#### [RECORDS FOR THIS TASK]
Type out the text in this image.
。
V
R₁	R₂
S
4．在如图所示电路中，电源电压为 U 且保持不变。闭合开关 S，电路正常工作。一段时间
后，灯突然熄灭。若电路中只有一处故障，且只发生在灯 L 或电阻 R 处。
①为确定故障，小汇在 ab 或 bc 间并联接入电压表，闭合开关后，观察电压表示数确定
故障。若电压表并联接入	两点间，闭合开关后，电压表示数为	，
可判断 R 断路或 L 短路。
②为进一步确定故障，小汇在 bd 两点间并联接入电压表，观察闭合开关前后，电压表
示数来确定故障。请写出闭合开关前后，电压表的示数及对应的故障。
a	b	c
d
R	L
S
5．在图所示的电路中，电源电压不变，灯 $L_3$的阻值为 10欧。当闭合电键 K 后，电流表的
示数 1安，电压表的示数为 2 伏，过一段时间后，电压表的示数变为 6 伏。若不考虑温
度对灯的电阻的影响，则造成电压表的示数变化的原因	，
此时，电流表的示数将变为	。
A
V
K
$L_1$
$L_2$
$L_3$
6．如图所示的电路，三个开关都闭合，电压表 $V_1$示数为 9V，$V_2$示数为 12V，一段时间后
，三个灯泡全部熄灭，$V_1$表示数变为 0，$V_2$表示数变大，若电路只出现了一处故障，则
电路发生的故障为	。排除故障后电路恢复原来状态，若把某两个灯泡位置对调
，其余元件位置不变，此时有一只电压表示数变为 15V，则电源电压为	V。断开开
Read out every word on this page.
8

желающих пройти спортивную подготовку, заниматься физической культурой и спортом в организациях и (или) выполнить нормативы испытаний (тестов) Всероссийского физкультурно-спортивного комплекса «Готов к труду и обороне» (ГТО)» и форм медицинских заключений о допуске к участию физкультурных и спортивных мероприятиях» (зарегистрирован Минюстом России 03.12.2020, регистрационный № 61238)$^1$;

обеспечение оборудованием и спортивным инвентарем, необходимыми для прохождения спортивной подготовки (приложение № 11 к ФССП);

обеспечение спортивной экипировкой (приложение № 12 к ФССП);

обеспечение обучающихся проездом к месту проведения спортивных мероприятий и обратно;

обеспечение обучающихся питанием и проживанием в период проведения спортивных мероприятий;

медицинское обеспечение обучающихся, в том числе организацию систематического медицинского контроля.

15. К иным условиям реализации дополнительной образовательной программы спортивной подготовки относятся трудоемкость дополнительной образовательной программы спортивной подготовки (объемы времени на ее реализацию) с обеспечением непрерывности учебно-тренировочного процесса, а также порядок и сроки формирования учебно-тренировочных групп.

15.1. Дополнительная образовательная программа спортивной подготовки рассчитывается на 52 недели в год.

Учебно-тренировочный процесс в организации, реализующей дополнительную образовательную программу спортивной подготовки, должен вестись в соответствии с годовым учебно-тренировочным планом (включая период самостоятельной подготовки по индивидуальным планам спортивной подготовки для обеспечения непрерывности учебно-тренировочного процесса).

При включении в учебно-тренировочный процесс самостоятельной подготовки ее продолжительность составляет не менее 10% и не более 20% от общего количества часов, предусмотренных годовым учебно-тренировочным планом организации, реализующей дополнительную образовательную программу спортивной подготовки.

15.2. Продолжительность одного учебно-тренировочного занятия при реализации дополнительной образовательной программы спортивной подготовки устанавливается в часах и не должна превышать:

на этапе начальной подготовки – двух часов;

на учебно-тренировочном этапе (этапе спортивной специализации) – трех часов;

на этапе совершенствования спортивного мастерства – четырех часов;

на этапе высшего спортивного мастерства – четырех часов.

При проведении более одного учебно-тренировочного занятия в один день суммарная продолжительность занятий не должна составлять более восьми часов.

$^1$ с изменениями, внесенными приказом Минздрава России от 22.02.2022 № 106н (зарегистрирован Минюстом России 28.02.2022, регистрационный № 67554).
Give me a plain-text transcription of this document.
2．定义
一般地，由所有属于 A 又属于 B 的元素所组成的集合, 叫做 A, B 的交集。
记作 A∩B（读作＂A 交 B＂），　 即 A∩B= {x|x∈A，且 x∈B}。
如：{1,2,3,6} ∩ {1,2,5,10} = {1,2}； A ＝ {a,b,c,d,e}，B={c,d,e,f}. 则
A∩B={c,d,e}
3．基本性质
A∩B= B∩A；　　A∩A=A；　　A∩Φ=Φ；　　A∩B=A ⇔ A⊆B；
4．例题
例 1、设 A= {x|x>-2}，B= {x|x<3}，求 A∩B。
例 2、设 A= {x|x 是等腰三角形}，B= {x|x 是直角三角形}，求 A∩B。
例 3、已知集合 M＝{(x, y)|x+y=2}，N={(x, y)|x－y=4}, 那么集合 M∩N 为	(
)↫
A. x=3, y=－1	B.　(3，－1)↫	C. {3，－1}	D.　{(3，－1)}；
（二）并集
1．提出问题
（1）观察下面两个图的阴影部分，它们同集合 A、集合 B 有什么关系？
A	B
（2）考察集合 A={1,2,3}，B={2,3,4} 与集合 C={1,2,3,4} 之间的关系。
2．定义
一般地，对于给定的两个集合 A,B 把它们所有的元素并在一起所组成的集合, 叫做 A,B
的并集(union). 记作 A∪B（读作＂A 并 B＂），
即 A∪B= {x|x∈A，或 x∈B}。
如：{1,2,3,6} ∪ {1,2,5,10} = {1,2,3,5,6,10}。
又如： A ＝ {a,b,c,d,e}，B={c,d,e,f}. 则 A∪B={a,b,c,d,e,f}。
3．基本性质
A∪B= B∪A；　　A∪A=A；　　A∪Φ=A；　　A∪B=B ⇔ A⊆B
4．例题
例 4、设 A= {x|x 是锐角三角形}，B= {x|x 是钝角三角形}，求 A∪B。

#### [WHAT IS NEEDED]
Can you quote exactly the lines from the one containing "Give me a plain-text" through the last line of the records above, and nothing else?

#### [SOLUTION BELOW]
Give me a plain-text transcription of this document.
2．定义
一般地，由所有属于 A 又属于 B 的元素所组成的集合, 叫做 A, B 的交集。
记作 A∩B（读作＂A 交 B＂），　 即 A∩B= {x|x∈A，且 x∈B}。
如：{1,2,3,6} ∩ {1,2,5,10} = {1,2}； A ＝ {a,b,c,d,e}，B={c,d,e,f}. 则
A∩B={c,d,e}
3．基本性质
A∩B= B∩A；　　A∩A=A；　　A∩Φ=Φ；　　A∩B=A ⇔ A⊆B；
4．例题
例 1、设 A= {x|x>-2}，B= {x|x<3}，求 A∩B。
例 2、设 A= {x|x 是等腰三角形}，B= {x|x 是直角三角形}，求 A∩B。
例 3、已知集合 M＝{(x, y)|x+y=2}，N={(x, y)|x－y=4}, 那么集合 M∩N 为	(
)↫
A. x=3, y=－1	B.　(3，－1)↫	C. {3，－1}	D.　{(3，－1)}；
（二）并集
1．提出问题
（1）观察下面两个图的阴影部分，它们同集合 A、集合 B 有什么关系？
A	B
（2）考察集合 A={1,2,3}，B={2,3,4} 与集合 C={1,2,3,4} 之间的关系。
2．定义
一般地，对于给定的两个集合 A,B 把它们所有的元素并在一起所组成的集合, 叫做 A,B
的并集(union). 记作 A∪B（读作＂A 并 B＂），
即 A∪B= {x|x∈A，或 x∈B}。
如：{1,2,3,6} ∪ {1,2,5,10} = {1,2,3,5,6,10}。
又如： A ＝ {a,b,c,d,e}，B={c,d,e,f}. 则 A∪B={a,b,c,d,e,f}。
3．基本性质
A∪B= B∪A；　　A∪A=A；　　A∪Φ=A；　　A∪B=B ⇔ A⊆B
4．例题
例 4、设 A= {x|x 是锐角三角形}，B= {x|x 是钝角三角形}，求 A∪B。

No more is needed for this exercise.